» **DIRECTION**
Copy out the listing in full, exactly as written, but not its pictures.

» **SUPPLIED RECORDS**

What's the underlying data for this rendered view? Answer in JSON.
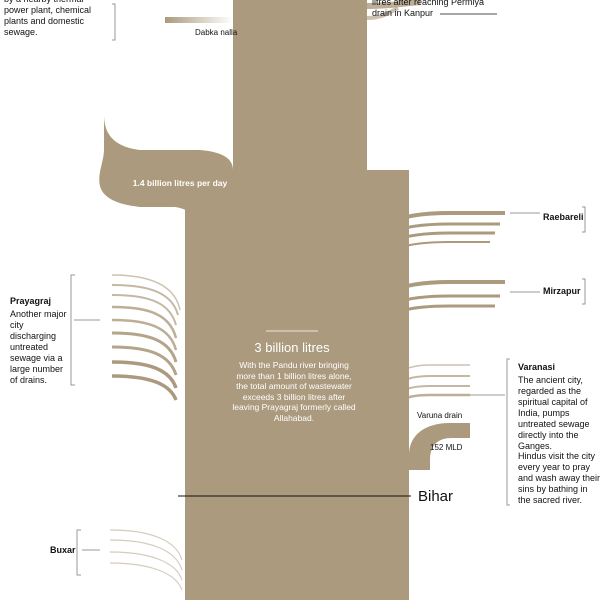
{
  "colors": {
    "river": "#ab9a7d",
    "background": "#ffffff",
    "text": "#111111",
    "bracket": "#999999"
  },
  "top_left_note": "by a nearby thermal power plant, chemical plants and domestic sewage.",
  "top_right_note": "litres after reaching Permiya drain in Kanpur",
  "dabka_label": "Dabka nalla",
  "flow_label": "1.4 billion litres per day",
  "raebareli": "Raebareli",
  "mirzapur": "Mirzapur",
  "prayagraj": {
    "title": "Prayagraj",
    "text": "Another major city discharging untreated sewage via a large number of drains."
  },
  "center": {
    "title": "3 billion litres",
    "text": "With the Pandu river bringing more than 1 billion litres alone, the total amount of wastewater exceeds 3 billion litres after leaving Prayagraj formerly called Allahabad."
  },
  "varanasi": {
    "title": "Varanasi",
    "text1": "The ancient city, regarded as the spiritual capital of India, pumps untreated sewage directly into the Ganges.",
    "text2": "Hindus visit the city every year to pray and wash away their sins by bathing in the sacred river."
  },
  "varuna_label": "Varuna drain",
  "varuna_value": "152 MLD",
  "bihar": "Bihar",
  "buxar": "Buxar"
}
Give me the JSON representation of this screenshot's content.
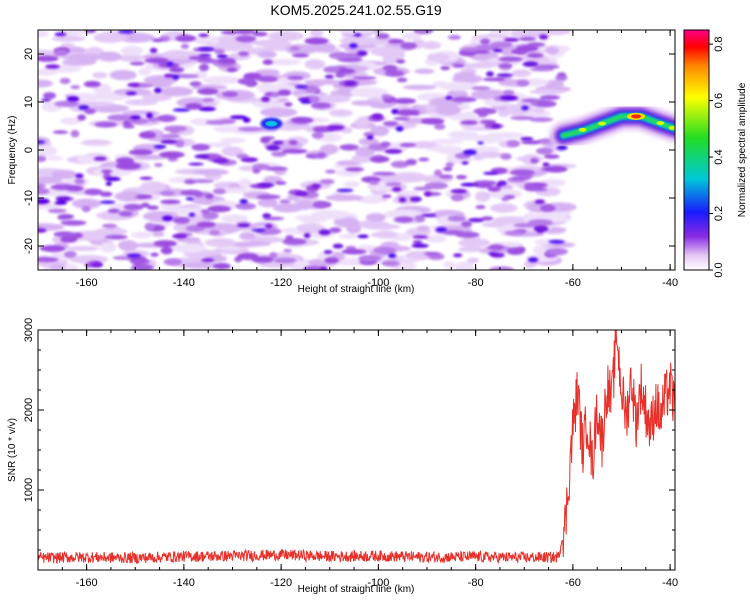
{
  "title": "KOM5.2025.241.02.55.G19",
  "chart_data": [
    {
      "type": "heatmap",
      "xlabel": "Height of straight line (km)",
      "ylabel": "Frequency (Hz)",
      "xlim": [
        -170,
        -39
      ],
      "ylim": [
        -25,
        25
      ],
      "xticks": [
        "-160",
        "-140",
        "-120",
        "-100",
        "-80",
        "-60",
        "-40"
      ],
      "yticks": [
        "20",
        "10",
        "0",
        "-10",
        "-20"
      ],
      "data_end_left": -62,
      "tone_track": {
        "x": [
          -62,
          -58,
          -54,
          -50,
          -46,
          -42,
          -39
        ],
        "y": [
          3,
          4,
          5.5,
          7,
          7,
          5.5,
          4.5
        ],
        "peak_amplitude": 0.8,
        "peak_x": -47
      },
      "bright_spot": {
        "x": -122,
        "y": 5.5,
        "amplitude": 0.35
      },
      "colorbar": {
        "label": "Normalized spectral amplitude",
        "ticks": [
          "0.0",
          "0.2",
          "0.4",
          "0.6",
          "0.8"
        ],
        "range": [
          0,
          0.85
        ]
      }
    },
    {
      "type": "line",
      "xlabel": "Height of straight line (km)",
      "ylabel": "SNR (10 * v/v)",
      "xlim": [
        -170,
        -39
      ],
      "ylim": [
        0,
        3000
      ],
      "xticks": [
        "-160",
        "-140",
        "-120",
        "-100",
        "-80",
        "-60",
        "-40"
      ],
      "yticks": [
        "1000",
        "2000",
        "3000"
      ],
      "series": [
        {
          "name": "SNR",
          "color": "#e8302a",
          "x": [
            -170,
            -160,
            -150,
            -140,
            -130,
            -120,
            -110,
            -100,
            -90,
            -80,
            -70,
            -63,
            -61.5,
            -60,
            -59,
            -58,
            -57,
            -56,
            -55,
            -54,
            -53,
            -52,
            -51,
            -50.5,
            -50,
            -49,
            -48,
            -47,
            -46,
            -45,
            -44,
            -43,
            -42,
            -41,
            -40,
            -39
          ],
          "y": [
            150,
            160,
            150,
            170,
            175,
            190,
            170,
            175,
            160,
            165,
            155,
            160,
            600,
            1800,
            2250,
            1500,
            1900,
            1300,
            2050,
            1600,
            2300,
            2100,
            3000,
            2600,
            2250,
            1900,
            2400,
            1850,
            2300,
            2000,
            1750,
            2100,
            1900,
            2150,
            2300,
            2000
          ]
        }
      ]
    }
  ]
}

» **WRITTEN RESPONSE**
What's the underlying data for this rendered view? Answer in JSON.
{
  "colors": {
    "river": "#ab9a7d",
    "background": "#ffffff",
    "text": "#111111",
    "bracket": "#999999"
  },
  "top_left_note": "by a nearby thermal power plant, chemical plants and domestic sewage.",
  "top_right_note": "litres after reaching Permiya drain in Kanpur",
  "dabka_label": "Dabka nalla",
  "flow_label": "1.4 billion litres per day",
  "raebareli": "Raebareli",
  "mirzapur": "Mirzapur",
  "prayagraj": {
    "title": "Prayagraj",
    "text": "Another major city discharging untreated sewage via a large number of drains."
  },
  "center": {
    "title": "3 billion litres",
    "text": "With the Pandu river bringing more than 1 billion litres alone, the total amount of wastewater exceeds 3 billion litres after leaving Prayagraj formerly called Allahabad."
  },
  "varanasi": {
    "title": "Varanasi",
    "text1": "The ancient city, regarded as the spiritual capital of India, pumps untreated sewage directly into the Ganges.",
    "text2": "Hindus visit the city every year to pray and wash away their sins by bathing in the sacred river."
  },
  "varuna_label": "Varuna drain",
  "varuna_value": "152 MLD",
  "bihar": "Bihar",
  "buxar": "Buxar"
}
Give me the JSON representation of this screenshot's content.
{
  "title": "KOM5.2025.241.02.55.G19",
  "chart_data": [
    {
      "type": "heatmap",
      "xlabel": "Height of straight line (km)",
      "ylabel": "Frequency (Hz)",
      "xlim": [
        -170,
        -39
      ],
      "ylim": [
        -25,
        25
      ],
      "xticks": [
        "-160",
        "-140",
        "-120",
        "-100",
        "-80",
        "-60",
        "-40"
      ],
      "yticks": [
        "20",
        "10",
        "0",
        "-10",
        "-20"
      ],
      "data_end_left": -62,
      "tone_track": {
        "x": [
          -62,
          -58,
          -54,
          -50,
          -46,
          -42,
          -39
        ],
        "y": [
          3,
          4,
          5.5,
          7,
          7,
          5.5,
          4.5
        ],
        "peak_amplitude": 0.8,
        "peak_x": -47
      },
      "bright_spot": {
        "x": -122,
        "y": 5.5,
        "amplitude": 0.35
      },
      "colorbar": {
        "label": "Normalized spectral amplitude",
        "ticks": [
          "0.0",
          "0.2",
          "0.4",
          "0.6",
          "0.8"
        ],
        "range": [
          0,
          0.85
        ]
      }
    },
    {
      "type": "line",
      "xlabel": "Height of straight line (km)",
      "ylabel": "SNR (10 * v/v)",
      "xlim": [
        -170,
        -39
      ],
      "ylim": [
        0,
        3000
      ],
      "xticks": [
        "-160",
        "-140",
        "-120",
        "-100",
        "-80",
        "-60",
        "-40"
      ],
      "yticks": [
        "1000",
        "2000",
        "3000"
      ],
      "series": [
        {
          "name": "SNR",
          "color": "#e8302a",
          "x": [
            -170,
            -160,
            -150,
            -140,
            -130,
            -120,
            -110,
            -100,
            -90,
            -80,
            -70,
            -63,
            -61.5,
            -60,
            -59,
            -58,
            -57,
            -56,
            -55,
            -54,
            -53,
            -52,
            -51,
            -50.5,
            -50,
            -49,
            -48,
            -47,
            -46,
            -45,
            -44,
            -43,
            -42,
            -41,
            -40,
            -39
          ],
          "y": [
            150,
            160,
            150,
            170,
            175,
            190,
            170,
            175,
            160,
            165,
            155,
            160,
            600,
            1800,
            2250,
            1500,
            1900,
            1300,
            2050,
            1600,
            2300,
            2100,
            3000,
            2600,
            2250,
            1900,
            2400,
            1850,
            2300,
            2000,
            1750,
            2100,
            1900,
            2150,
            2300,
            2000
          ]
        }
      ]
    }
  ]
}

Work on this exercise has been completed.